Should I increase rpaw to a value maximally close to the interatomic distance in my solid (and what benefits it gives - the gain in speed?) or can I leave 2.2 a.u.

Best regards,
Maxim.

Yes, you can increase r_paw in the way you indicate. You will then converge with a lower e_cut and hence faster calculations, with no loss in accuracy (PAW is equivalent to an all-electron calculation for the valence electrons, provided your set of projectors is complete). As always, though, you must test your results carefully. The most precise way to test PAW, although it's time-consuming, is by comparison with the results of a FLAPW calculation, which you can do for example with another open source code called ELK.

jzwanzig wrote:When you are building the PAW sets you should be also running them in abinit (at least if they look at all reasonable) on something very simple and fast; use pawprtvol -3 and look at the output, it will show you if you are getting occupations and or D_ij's that are too big for the code to work well.

Thank you all!
I've done physical quantities test of cubic zro2 using pawprtvol -3 and that's what I got:


It seems that all pseudopotentials are close to FP-LAPW values. But the number of errors differs significantly: we have 0 warnings for Alain Jacques's pseudopotential, and from 44 to 76 warnings for others. The errors are:
"print_ij: WARNING - The matrix seems to have high value(s) !"
"mkdenpos : WARNING - Density went < 0 at ... points"
etc.

I posted the input, output and log files here http://www.speedyshare.com/files/270921 ... tities.zip
Thanks again.

I used ecut=24 Ha for the 2x2x2 cell of solid solution ZrO2-CeO2 with the vacancy. Are pseudopotentials good enough?
If not - I ran the idea of - what else can be adjusted in pseudopotential?
Thanks for your help.

Best regards,
Maxim.

Dataset rows

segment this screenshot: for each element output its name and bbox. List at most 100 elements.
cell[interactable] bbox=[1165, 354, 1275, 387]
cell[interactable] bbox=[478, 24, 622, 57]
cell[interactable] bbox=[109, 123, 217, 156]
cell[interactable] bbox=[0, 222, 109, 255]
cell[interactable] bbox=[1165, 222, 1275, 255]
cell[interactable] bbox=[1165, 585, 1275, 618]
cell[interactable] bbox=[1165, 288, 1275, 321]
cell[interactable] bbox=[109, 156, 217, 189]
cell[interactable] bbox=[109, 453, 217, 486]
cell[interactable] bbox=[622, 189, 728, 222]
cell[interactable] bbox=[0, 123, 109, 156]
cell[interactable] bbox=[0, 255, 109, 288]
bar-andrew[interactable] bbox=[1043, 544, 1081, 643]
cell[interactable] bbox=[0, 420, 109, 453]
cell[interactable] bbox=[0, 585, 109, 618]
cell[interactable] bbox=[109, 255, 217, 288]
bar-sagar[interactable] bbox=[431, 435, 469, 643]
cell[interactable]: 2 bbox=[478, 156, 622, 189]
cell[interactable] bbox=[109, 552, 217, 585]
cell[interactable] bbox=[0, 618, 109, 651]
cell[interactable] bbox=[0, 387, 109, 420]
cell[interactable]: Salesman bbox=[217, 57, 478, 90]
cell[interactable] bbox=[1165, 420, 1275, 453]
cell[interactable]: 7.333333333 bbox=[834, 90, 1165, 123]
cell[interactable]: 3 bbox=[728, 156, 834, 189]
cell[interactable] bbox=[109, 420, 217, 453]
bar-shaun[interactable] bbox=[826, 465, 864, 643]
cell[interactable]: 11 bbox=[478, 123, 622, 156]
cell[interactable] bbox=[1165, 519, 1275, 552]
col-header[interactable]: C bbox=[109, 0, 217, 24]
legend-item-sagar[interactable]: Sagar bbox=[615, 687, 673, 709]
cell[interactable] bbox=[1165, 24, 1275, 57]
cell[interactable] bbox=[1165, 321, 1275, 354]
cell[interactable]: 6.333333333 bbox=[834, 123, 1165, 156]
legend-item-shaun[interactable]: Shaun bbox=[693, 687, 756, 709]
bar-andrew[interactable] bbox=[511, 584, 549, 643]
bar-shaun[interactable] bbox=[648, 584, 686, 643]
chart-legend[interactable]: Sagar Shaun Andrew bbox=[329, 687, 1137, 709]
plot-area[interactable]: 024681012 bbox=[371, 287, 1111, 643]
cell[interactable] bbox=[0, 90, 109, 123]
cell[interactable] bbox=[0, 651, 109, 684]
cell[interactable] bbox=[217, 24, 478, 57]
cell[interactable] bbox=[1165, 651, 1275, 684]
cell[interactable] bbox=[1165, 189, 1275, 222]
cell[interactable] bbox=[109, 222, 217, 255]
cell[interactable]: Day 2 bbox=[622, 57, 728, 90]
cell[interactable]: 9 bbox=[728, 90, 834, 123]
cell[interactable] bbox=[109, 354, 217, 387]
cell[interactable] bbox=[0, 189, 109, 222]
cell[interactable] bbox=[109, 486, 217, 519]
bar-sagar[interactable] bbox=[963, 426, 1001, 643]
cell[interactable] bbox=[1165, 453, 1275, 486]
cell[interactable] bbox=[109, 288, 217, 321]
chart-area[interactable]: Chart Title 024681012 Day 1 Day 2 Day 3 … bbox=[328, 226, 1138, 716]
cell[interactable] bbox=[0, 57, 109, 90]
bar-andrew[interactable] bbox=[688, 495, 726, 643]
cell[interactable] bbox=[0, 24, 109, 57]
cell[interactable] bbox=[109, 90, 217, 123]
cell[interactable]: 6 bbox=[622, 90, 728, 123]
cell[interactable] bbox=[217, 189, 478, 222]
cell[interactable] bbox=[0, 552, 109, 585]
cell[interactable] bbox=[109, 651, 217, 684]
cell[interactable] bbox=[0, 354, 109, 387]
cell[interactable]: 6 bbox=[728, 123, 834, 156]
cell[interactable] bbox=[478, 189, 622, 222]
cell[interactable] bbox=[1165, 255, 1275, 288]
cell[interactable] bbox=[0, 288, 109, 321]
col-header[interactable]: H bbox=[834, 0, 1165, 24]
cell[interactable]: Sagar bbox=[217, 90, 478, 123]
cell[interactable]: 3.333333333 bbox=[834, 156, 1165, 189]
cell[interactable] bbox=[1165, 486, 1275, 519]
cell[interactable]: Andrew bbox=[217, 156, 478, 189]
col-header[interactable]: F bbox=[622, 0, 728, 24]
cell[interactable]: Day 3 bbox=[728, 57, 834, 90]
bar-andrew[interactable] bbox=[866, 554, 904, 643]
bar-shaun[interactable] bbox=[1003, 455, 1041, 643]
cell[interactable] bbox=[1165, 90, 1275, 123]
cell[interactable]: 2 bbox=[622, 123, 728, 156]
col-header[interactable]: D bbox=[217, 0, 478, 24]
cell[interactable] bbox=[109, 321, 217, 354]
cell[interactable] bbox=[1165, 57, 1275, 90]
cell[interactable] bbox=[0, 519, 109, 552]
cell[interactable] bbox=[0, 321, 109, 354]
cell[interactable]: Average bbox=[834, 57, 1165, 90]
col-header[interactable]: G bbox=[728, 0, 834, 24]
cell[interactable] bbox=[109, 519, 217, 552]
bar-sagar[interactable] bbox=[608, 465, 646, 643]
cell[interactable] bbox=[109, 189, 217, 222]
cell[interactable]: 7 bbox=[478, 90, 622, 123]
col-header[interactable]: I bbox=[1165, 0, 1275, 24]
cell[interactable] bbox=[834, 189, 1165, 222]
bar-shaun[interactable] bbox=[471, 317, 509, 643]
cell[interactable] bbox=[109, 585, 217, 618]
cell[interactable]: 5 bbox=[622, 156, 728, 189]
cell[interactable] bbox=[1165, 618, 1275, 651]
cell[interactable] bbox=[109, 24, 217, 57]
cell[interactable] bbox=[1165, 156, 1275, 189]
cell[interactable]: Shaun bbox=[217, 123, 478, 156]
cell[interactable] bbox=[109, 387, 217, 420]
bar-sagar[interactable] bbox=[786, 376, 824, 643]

Given instruction:
In the PAW pseudopotential thread, which open source code is named for running a FLAPW comparison calculation?

Answer to the exercise:
ELK